RECORDS FOR PROCESSING:
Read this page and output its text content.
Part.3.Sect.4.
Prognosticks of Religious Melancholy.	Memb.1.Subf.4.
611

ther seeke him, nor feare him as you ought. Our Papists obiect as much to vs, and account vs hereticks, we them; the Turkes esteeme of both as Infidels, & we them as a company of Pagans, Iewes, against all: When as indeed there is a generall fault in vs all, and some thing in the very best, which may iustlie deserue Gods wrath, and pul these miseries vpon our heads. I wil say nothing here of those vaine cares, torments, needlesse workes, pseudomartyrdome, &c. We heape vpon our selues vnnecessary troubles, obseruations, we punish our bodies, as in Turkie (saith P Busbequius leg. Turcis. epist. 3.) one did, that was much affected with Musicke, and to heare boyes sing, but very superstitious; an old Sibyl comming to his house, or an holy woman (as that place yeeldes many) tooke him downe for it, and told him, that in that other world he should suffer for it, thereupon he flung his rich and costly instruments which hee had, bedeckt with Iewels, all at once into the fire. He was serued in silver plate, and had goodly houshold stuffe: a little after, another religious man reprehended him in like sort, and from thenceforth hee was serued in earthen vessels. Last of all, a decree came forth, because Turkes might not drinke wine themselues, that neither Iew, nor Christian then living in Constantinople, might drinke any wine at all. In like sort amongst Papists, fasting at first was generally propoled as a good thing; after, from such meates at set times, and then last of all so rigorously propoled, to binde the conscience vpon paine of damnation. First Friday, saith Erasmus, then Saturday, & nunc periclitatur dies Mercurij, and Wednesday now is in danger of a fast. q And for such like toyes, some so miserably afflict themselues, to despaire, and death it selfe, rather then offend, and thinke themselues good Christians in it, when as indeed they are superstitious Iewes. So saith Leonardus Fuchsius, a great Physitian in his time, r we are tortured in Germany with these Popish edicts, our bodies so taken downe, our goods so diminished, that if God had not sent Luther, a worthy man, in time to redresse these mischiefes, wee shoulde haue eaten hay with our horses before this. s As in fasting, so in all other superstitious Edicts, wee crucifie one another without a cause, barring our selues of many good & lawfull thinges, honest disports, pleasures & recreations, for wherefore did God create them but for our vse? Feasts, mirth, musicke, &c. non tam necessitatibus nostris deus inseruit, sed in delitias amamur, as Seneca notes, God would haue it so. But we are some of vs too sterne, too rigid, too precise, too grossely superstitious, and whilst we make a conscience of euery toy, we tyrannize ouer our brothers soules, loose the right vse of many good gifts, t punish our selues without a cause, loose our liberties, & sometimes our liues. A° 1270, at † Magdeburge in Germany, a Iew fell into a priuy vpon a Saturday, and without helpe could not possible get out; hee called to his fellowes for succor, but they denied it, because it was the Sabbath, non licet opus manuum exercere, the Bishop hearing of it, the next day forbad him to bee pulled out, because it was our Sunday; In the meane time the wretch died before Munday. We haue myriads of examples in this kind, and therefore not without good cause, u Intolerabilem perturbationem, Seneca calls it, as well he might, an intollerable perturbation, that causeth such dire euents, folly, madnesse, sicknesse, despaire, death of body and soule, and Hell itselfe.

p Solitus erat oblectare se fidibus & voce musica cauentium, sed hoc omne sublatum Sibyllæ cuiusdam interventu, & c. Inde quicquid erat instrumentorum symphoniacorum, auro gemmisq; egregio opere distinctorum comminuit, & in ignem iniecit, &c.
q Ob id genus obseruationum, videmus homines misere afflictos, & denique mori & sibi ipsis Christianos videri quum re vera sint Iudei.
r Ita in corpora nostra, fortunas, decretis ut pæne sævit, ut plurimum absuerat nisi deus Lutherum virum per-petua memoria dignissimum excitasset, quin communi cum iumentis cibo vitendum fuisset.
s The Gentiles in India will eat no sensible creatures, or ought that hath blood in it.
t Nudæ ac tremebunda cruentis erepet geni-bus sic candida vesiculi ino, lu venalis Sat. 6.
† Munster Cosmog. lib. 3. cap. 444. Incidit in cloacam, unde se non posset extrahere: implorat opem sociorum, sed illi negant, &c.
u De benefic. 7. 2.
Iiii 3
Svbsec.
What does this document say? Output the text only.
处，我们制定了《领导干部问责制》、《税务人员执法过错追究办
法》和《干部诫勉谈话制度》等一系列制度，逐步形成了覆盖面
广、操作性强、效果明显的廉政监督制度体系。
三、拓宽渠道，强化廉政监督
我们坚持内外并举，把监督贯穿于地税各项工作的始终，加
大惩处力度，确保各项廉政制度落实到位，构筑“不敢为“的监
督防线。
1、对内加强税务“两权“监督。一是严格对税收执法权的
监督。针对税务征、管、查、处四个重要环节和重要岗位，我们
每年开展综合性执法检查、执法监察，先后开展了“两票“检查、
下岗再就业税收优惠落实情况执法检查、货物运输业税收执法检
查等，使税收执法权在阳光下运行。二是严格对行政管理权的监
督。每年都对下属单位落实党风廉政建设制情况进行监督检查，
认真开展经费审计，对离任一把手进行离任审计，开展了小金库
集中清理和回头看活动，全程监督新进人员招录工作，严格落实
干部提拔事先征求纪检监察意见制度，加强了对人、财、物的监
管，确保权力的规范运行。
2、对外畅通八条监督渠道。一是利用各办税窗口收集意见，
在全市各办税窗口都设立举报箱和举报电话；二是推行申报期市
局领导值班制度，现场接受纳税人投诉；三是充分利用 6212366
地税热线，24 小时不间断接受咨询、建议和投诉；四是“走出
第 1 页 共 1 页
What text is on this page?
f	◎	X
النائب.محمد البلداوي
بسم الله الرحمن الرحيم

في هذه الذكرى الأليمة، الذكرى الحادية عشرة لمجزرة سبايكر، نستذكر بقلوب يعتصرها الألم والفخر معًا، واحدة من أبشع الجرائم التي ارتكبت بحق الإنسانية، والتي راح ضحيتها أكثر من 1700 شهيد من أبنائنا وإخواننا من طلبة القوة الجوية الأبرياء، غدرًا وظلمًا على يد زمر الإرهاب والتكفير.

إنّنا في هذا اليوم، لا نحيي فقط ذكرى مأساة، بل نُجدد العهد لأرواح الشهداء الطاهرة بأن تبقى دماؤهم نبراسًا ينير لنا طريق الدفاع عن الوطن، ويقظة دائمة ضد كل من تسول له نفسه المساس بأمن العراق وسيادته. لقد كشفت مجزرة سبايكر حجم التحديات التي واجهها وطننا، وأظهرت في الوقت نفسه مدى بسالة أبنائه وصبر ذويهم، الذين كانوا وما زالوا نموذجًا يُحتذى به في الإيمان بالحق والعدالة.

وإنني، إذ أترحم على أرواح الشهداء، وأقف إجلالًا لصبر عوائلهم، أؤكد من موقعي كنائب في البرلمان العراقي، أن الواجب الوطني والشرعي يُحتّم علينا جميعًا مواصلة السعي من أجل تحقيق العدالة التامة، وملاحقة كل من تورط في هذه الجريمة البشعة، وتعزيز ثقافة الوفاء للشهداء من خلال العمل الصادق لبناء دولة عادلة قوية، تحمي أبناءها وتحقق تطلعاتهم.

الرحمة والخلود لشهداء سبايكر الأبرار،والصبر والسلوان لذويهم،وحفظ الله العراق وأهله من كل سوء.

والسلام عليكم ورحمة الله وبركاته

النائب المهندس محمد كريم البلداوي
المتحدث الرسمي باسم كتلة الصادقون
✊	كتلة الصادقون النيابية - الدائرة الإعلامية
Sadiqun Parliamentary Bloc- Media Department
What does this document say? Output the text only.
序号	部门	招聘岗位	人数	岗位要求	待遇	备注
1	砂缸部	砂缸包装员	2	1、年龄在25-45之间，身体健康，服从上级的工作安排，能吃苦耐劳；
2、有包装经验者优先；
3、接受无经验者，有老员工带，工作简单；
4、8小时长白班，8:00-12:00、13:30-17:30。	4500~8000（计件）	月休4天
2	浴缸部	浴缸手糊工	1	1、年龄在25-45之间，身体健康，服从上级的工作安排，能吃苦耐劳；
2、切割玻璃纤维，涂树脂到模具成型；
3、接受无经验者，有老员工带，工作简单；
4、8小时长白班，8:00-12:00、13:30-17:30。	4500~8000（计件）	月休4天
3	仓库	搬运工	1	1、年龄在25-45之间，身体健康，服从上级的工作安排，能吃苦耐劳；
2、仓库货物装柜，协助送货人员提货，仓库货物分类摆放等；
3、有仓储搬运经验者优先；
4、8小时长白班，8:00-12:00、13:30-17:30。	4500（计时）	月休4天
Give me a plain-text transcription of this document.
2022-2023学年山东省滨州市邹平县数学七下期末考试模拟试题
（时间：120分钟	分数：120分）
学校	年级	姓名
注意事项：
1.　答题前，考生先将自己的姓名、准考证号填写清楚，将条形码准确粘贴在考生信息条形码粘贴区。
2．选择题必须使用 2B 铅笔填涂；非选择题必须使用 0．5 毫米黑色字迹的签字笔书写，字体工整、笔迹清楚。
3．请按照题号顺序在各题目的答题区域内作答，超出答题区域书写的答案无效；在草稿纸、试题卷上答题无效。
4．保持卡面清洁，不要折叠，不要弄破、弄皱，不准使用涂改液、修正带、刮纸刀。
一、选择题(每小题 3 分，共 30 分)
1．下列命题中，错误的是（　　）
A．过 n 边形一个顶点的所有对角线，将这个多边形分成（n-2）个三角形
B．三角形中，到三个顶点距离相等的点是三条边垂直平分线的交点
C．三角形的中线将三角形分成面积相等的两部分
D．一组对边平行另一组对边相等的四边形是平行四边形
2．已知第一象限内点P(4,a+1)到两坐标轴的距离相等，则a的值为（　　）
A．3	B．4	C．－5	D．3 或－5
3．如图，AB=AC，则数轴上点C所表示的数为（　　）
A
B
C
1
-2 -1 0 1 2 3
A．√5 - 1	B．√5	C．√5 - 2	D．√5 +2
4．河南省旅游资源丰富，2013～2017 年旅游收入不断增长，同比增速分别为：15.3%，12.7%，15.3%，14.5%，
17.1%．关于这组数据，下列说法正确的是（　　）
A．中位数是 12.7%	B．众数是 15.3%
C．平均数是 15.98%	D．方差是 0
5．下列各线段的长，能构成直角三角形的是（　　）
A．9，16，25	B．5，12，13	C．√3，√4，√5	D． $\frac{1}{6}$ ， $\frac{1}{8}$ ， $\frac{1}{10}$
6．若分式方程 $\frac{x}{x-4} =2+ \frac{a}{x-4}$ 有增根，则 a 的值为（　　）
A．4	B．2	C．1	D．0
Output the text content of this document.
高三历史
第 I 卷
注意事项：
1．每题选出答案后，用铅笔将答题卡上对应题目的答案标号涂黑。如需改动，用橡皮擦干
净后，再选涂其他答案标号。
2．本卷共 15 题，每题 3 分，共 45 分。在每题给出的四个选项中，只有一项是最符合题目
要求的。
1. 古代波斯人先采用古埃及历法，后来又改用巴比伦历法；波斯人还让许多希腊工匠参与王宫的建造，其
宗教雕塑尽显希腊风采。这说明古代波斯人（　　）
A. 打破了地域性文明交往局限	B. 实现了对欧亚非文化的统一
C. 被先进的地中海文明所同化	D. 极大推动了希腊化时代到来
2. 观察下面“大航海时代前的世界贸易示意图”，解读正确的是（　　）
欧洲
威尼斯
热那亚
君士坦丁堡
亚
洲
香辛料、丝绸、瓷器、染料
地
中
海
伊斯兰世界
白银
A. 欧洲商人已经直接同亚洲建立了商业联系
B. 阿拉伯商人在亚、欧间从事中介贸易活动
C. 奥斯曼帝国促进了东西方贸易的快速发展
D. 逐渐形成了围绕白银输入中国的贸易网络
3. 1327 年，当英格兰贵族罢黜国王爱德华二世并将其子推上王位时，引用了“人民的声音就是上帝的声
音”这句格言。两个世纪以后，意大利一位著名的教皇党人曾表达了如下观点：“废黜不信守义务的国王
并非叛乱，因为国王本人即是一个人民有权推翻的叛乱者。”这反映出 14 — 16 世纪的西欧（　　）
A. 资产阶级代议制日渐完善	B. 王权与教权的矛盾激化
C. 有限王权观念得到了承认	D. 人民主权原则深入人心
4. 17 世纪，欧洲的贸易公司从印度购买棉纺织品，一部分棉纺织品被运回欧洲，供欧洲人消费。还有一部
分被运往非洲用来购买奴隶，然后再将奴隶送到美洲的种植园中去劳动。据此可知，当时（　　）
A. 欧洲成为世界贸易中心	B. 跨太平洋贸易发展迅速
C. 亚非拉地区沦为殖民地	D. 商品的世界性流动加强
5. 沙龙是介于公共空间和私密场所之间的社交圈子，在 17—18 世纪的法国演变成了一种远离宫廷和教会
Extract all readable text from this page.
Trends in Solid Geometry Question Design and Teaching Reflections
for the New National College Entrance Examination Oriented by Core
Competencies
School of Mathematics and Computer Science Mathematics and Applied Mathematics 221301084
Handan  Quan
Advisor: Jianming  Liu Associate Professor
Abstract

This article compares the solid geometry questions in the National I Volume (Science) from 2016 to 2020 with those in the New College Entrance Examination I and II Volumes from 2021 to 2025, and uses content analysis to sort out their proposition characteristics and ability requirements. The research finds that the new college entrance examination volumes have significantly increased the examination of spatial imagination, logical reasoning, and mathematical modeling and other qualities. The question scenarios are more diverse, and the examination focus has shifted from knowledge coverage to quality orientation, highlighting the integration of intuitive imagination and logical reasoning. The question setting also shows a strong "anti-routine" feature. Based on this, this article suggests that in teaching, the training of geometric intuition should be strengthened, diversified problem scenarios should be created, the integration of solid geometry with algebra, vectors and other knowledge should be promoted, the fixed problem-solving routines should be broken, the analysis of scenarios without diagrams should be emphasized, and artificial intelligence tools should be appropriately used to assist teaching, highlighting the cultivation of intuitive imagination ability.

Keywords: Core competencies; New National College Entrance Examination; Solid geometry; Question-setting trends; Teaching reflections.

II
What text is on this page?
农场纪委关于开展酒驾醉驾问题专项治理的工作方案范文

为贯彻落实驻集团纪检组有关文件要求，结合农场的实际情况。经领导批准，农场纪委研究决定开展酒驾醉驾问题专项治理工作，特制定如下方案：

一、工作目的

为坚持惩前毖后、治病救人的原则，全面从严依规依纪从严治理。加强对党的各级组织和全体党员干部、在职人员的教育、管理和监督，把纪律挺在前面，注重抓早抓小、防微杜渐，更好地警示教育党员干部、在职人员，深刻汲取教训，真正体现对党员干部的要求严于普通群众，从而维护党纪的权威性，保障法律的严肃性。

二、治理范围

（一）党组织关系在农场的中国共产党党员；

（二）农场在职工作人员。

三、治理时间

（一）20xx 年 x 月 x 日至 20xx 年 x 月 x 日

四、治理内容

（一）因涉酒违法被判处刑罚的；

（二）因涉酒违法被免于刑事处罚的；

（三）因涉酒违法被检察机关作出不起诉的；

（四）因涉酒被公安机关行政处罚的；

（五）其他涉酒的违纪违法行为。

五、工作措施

SHORT PROBLEM: Go through the entries above and copy every line containing "الله".

COMPLETED EXERCISE:
بسم الله الرحمن الرحيم
الرحمة والخلود لشهداء سبايكر الأبرار،والصبر والسلوان لذويهم،وحفظ الله العراق وأهله من كل سوء.
والسلام عليكم ورحمة الله وبركاته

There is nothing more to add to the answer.